> Passage given
###

Author Topic: System becomes VERY SLOW, "wa" percent very high, SWAP too high..  (Read 3290 times)

xtrgeo

  • Zen Monk
  • **
  • Posts: 61
  • Karma: +0/-0
    • View Profile
As the title says, my zentyal server (2.2.5) becomes extremely slow many times in the day. When running top i get extremely high percent in the cpu wa.(wait). All the others (idle, user,etc) are ok).

I have traffic balancing enable, squid, monitoring.

My swap usage is at about 30%.

What could be happening?

What other informations shouls i provide in order to get any help?

Thnks

PS. I am attaching both zentyal.log and error.log
« Last Edit: February 17, 2012, 02:28:05 pm by xtrgeo »

christian

  • Guest
Re: System becomes VERY SLOW, "wa" percent very high
« Reply #1 on: February 09, 2012, 07:46:41 am »
I don't know the root cause but "wa" showing amount of "IO wait", this is consistent with your point about "swap".

###

> Challenge A
From the thread on the slow server, reproduce word for word the part that opens with the words containing "I have traffic" and closes with "get any help?".
> Challenge B
Render this sentence from the thread on the slow server in Spanish: "My swap usage is at about 30%."
The listing after the thread on the slow server isn't needed.

> Stored data

###

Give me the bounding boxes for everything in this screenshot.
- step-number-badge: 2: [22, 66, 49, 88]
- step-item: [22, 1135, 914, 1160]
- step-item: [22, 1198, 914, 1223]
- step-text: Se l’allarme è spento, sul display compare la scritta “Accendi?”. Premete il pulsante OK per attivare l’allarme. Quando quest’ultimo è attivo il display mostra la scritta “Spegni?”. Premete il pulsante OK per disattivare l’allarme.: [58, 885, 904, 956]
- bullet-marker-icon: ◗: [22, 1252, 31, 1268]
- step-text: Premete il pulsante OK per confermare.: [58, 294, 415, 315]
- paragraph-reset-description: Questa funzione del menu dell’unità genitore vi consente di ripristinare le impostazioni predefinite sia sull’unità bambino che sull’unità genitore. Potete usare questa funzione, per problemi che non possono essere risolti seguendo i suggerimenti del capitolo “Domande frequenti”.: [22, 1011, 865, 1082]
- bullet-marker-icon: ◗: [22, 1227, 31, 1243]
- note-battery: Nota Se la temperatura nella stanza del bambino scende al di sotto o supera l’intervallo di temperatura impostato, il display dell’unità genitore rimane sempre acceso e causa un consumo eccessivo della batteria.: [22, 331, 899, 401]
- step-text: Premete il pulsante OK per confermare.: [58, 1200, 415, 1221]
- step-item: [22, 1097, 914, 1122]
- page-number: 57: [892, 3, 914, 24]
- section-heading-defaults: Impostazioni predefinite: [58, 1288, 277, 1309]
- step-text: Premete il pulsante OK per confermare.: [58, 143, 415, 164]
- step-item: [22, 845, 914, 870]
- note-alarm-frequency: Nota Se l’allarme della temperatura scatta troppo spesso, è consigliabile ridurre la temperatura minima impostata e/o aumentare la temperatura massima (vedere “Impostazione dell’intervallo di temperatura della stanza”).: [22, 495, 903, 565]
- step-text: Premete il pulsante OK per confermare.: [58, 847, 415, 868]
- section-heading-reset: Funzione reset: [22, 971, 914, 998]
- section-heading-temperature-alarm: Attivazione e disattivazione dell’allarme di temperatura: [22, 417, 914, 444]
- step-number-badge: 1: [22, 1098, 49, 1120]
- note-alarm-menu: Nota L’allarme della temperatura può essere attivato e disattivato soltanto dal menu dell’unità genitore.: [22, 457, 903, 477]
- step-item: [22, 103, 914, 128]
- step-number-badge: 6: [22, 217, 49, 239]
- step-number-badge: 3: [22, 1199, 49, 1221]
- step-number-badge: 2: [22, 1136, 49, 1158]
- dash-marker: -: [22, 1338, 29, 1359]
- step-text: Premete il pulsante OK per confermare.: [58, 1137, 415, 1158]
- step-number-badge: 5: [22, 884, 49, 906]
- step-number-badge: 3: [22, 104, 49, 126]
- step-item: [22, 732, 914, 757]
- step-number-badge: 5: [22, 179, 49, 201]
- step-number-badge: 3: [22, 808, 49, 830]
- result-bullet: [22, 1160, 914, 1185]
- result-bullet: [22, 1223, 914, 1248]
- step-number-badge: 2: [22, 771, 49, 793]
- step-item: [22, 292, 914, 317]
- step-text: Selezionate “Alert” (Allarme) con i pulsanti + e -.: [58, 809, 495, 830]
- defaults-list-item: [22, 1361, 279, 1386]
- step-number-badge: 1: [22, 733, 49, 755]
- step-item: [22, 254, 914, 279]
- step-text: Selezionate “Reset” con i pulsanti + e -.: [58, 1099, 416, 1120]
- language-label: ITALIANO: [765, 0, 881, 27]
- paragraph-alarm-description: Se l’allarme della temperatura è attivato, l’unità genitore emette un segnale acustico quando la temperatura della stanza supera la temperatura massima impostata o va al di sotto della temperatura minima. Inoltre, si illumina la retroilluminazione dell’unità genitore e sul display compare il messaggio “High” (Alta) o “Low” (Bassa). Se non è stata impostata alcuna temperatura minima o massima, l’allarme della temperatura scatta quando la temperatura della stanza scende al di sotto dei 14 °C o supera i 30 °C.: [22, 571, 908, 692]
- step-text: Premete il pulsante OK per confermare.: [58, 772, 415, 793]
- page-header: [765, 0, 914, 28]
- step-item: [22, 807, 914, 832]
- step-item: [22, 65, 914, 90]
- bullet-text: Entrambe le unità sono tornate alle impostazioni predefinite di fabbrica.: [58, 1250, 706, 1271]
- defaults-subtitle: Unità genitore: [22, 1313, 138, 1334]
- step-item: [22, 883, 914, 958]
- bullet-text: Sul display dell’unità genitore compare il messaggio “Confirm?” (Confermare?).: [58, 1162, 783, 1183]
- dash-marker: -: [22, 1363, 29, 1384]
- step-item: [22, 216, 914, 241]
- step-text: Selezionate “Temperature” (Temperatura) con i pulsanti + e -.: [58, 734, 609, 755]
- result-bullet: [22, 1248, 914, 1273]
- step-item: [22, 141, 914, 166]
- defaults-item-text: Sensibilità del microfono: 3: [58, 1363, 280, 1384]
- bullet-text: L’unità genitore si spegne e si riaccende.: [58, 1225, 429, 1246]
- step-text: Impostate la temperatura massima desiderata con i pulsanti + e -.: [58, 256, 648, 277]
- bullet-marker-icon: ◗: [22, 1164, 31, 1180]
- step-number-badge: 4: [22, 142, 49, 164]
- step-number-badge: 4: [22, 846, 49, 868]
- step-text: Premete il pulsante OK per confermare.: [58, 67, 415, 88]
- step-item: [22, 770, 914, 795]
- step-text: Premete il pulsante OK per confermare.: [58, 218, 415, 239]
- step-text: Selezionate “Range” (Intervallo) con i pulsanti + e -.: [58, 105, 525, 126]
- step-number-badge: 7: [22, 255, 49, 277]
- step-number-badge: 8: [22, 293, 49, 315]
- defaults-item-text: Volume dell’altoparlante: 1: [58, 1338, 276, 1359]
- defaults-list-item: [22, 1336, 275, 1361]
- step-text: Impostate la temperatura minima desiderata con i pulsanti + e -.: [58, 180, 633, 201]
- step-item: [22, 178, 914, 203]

###

> Right answer A
I have traffic balancing enable, squid, monitoring.

My swap usage is at about 30%.

What could be happening?

What other informations shouls i provide in order to get any help?

> Right answer B
El uso de mi swap está en torno al 30 %.